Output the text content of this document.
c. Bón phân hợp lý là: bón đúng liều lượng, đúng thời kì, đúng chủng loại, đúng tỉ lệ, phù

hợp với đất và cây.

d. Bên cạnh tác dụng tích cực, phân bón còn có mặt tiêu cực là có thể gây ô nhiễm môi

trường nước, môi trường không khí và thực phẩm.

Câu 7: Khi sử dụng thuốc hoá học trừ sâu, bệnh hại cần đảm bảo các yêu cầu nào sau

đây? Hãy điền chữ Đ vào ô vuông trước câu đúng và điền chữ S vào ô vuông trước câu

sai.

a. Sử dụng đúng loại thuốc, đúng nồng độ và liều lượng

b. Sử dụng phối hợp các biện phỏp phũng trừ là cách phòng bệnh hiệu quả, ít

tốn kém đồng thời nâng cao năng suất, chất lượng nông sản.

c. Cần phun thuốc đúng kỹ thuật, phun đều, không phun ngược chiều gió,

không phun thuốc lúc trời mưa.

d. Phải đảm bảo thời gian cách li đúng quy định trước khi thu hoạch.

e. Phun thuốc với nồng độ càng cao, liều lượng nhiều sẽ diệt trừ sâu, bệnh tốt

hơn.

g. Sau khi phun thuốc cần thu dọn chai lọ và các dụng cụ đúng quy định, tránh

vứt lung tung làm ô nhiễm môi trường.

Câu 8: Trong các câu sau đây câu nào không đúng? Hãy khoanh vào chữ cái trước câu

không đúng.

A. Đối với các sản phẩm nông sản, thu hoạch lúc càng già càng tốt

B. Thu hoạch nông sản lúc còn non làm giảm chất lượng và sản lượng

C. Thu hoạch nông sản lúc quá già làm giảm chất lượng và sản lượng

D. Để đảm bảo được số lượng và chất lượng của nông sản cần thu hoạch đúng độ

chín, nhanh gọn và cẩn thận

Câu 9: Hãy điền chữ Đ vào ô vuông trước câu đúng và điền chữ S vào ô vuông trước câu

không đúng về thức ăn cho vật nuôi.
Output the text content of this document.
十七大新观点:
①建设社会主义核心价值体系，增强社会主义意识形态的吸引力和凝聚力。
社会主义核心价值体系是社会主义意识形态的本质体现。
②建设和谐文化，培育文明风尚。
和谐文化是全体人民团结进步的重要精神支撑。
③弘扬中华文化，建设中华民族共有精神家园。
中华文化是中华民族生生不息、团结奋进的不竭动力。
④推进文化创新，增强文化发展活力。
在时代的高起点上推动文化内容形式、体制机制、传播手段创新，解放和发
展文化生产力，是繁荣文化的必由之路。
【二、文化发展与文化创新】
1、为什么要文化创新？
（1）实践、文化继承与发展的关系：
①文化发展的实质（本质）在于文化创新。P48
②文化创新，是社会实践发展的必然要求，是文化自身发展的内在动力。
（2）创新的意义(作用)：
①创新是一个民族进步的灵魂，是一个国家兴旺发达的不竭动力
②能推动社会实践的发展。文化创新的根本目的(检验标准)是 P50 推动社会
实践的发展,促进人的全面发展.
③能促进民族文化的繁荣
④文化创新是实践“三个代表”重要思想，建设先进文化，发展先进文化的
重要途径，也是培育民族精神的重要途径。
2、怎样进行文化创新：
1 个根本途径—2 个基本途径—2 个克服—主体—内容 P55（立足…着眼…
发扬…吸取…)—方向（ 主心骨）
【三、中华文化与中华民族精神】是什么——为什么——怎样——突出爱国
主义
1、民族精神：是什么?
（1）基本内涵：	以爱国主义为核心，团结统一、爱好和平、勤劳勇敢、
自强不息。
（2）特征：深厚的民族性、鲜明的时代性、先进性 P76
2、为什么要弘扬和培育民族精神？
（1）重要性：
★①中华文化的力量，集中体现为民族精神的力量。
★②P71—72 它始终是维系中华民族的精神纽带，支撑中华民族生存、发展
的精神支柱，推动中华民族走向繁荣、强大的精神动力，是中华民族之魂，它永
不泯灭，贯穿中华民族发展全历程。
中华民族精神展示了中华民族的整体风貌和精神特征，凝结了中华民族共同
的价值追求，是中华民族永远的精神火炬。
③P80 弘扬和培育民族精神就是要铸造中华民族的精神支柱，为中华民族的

==*==

◆ **Objective**
Locate the word "dụng" in the entries, and copy every line where it is found.

◆ **Exercise result**
d. Bên cạnh tác dụng tích cực, phân bón còn có mặt tiêu cực là có thể gây ô nhiễm môi
Câu 7: Khi sử dụng thuốc hoá học trừ sâu, bệnh hại cần đảm bảo các yêu cầu nào sau
a. Sử dụng đúng loại thuốc, đúng nồng độ và liều lượng
b. Sử dụng phối hợp các biện phỏp phũng trừ là cách phòng bệnh hiệu quả, ít
g. Sau khi phun thuốc cần thu dọn chai lọ và các dụng cụ đúng quy định, tránh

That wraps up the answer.